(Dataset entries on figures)
* * *

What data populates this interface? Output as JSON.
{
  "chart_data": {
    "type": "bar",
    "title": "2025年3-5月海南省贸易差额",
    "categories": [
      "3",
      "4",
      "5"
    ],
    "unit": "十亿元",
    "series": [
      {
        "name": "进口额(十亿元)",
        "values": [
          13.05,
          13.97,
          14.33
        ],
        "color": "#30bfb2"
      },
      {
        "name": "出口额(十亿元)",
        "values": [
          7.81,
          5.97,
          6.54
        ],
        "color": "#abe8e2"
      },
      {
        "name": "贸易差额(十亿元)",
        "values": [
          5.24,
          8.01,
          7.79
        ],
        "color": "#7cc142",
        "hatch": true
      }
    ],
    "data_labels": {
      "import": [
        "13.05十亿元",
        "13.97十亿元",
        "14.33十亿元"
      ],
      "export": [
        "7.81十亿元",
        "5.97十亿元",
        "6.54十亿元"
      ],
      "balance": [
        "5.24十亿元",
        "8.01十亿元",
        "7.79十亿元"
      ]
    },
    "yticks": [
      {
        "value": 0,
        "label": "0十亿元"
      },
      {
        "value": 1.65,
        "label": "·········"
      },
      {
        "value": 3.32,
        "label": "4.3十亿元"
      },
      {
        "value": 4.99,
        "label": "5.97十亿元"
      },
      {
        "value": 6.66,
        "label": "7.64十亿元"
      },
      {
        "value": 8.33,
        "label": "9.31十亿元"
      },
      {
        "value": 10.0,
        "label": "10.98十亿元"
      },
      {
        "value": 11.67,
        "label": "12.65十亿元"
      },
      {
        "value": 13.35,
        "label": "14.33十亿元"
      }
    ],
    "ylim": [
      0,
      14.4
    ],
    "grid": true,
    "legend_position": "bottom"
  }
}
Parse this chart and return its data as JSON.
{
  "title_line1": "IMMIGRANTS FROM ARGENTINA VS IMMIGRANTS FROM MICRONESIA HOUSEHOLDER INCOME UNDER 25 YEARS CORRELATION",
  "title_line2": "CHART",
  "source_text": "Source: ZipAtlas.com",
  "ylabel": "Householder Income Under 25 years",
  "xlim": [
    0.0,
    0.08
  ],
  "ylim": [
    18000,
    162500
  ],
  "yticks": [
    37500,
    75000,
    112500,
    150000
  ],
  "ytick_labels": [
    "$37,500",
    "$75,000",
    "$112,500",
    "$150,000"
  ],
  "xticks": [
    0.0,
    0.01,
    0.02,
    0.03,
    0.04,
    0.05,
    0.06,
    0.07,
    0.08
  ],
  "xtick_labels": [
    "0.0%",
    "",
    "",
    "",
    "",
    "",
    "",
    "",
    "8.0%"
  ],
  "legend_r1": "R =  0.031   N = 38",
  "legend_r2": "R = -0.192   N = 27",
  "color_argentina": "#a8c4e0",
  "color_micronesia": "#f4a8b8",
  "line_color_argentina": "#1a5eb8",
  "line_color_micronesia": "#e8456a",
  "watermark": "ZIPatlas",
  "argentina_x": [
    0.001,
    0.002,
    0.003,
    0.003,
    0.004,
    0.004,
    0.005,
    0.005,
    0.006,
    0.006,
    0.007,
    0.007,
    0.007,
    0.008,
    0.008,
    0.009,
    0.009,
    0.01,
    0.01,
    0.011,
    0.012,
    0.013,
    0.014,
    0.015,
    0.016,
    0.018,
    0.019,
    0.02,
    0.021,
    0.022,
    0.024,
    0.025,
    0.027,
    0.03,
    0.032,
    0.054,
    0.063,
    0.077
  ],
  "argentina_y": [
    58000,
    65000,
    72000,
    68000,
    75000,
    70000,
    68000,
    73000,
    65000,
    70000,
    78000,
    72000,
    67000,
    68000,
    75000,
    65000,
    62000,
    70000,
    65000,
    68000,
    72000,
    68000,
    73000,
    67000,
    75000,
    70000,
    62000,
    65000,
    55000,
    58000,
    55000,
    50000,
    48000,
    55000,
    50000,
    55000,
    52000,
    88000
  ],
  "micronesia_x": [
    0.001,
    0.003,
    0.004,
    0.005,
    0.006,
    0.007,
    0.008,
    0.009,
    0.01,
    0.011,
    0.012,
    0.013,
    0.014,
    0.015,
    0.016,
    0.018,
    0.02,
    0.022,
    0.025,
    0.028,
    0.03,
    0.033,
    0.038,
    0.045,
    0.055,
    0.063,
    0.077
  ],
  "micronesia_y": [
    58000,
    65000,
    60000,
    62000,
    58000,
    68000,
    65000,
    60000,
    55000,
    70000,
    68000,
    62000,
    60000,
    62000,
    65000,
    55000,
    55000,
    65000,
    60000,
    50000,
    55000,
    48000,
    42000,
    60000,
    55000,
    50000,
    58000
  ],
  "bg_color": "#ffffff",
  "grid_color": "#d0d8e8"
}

* * *

**WHAT IS BEING ASKED:** Write out the data exactly as it stands.

**COMPLETED EXERCISE:**
What data populates this interface? Output as JSON.
{
  "chart_data": {
    "type": "bar",
    "title": "2025年3-5月海南省贸易差额",
    "categories": [
      "3",
      "4",
      "5"
    ],
    "unit": "十亿元",
    "series": [
      {
        "name": "进口额(十亿元)",
        "values": [
          13.05,
          13.97,
          14.33
        ],
        "color": "#30bfb2"
      },
      {
        "name": "出口额(十亿元)",
        "values": [
          7.81,
          5.97,
          6.54
        ],
        "color": "#abe8e2"
      },
      {
        "name": "贸易差额(十亿元)",
        "values": [
          5.24,
          8.01,
          7.79
        ],
        "color": "#7cc142",
        "hatch": true
      }
    ],
    "data_labels": {
      "import": [
        "13.05十亿元",
        "13.97十亿元",
        "14.33十亿元"
      ],
      "export": [
        "7.81十亿元",
        "5.97十亿元",
        "6.54十亿元"
      ],
      "balance": [
        "5.24十亿元",
        "8.01十亿元",
        "7.79十亿元"
      ]
    },
    "yticks": [
      {
        "value": 0,
        "label": "0十亿元"
      },
      {
        "value": 1.65,
        "label": "·········"
      },
      {
        "value": 3.32,
        "label": "4.3十亿元"
      },
      {
        "value": 4.99,
        "label": "5.97十亿元"
      },
      {
        "value": 6.66,
        "label": "7.64十亿元"
      },
      {
        "value": 8.33,
        "label": "9.31十亿元"
      },
      {
        "value": 10.0,
        "label": "10.98十亿元"
      },
      {
        "value": 11.67,
        "label": "12.65十亿元"
      },
      {
        "value": 13.35,
        "label": "14.33十亿元"
      }
    ],
    "ylim": [
      0,
      14.4
    ],
    "grid": true,
    "legend_position": "bottom"
  }
}
Parse this chart and return its data as JSON.
{
  "title_line1": "IMMIGRANTS FROM ARGENTINA VS IMMIGRANTS FROM MICRONESIA HOUSEHOLDER INCOME UNDER 25 YEARS CORRELATION",
  "title_line2": "CHART",
  "source_text": "Source: ZipAtlas.com",
  "ylabel": "Householder Income Under 25 years",
  "xlim": [
    0.0,
    0.08
  ],
  "ylim": [
    18000,
    162500
  ],
  "yticks": [
    37500,
    75000,
    112500,
    150000
  ],
  "ytick_labels": [
    "$37,500",
    "$75,000",
    "$112,500",
    "$150,000"
  ],
  "xticks": [
    0.0,
    0.01,
    0.02,
    0.03,
    0.04,
    0.05,
    0.06,
    0.07,
    0.08
  ],
  "xtick_labels": [
    "0.0%",
    "",
    "",
    "",
    "",
    "",
    "",
    "",
    "8.0%"
  ],
  "legend_r1": "R =  0.031   N = 38",
  "legend_r2": "R = -0.192   N = 27",
  "color_argentina": "#a8c4e0",
  "color_micronesia": "#f4a8b8",
  "line_color_argentina": "#1a5eb8",
  "line_color_micronesia": "#e8456a",
  "watermark": "ZIPatlas",
  "argentina_x": [
    0.001,
    0.002,
    0.003,
    0.003,
    0.004,
    0.004,
    0.005,
    0.005,
    0.006,
    0.006,
    0.007,
    0.007,
    0.007,
    0.008,
    0.008,
    0.009,
    0.009,
    0.01,
    0.01,
    0.011,
    0.012,
    0.013,
    0.014,
    0.015,
    0.016,
    0.018,
    0.019,
    0.02,
    0.021,
    0.022,
    0.024,
    0.025,
    0.027,
    0.03,
    0.032,
    0.054,
    0.063,
    0.077
  ],
  "argentina_y": [
    58000,
    65000,
    72000,
    68000,
    75000,
    70000,
    68000,
    73000,
    65000,
    70000,
    78000,
    72000,
    67000,
    68000,
    75000,
    65000,
    62000,
    70000,
    65000,
    68000,
    72000,
    68000,
    73000,
    67000,
    75000,
    70000,
    62000,
    65000,
    55000,
    58000,
    55000,
    50000,
    48000,
    55000,
    50000,
    55000,
    52000,
    88000
  ],
  "micronesia_x": [
    0.001,
    0.003,
    0.004,
    0.005,
    0.006,
    0.007,
    0.008,
    0.009,
    0.01,
    0.011,
    0.012,
    0.013,
    0.014,
    0.015,
    0.016,
    0.018,
    0.02,
    0.022,
    0.025,
    0.028,
    0.03,
    0.033,
    0.038,
    0.045,
    0.055,
    0.063,
    0.077
  ],
  "micronesia_y": [
    58000,
    65000,
    60000,
    62000,
    58000,
    68000,
    65000,
    60000,
    55000,
    70000,
    68000,
    62000,
    60000,
    62000,
    65000,
    55000,
    55000,
    65000,
    60000,
    50000,
    55000,
    48000,
    42000,
    60000,
    55000,
    50000,
    58000
  ],
  "bg_color": "#ffffff",
  "grid_color": "#d0d8e8"
}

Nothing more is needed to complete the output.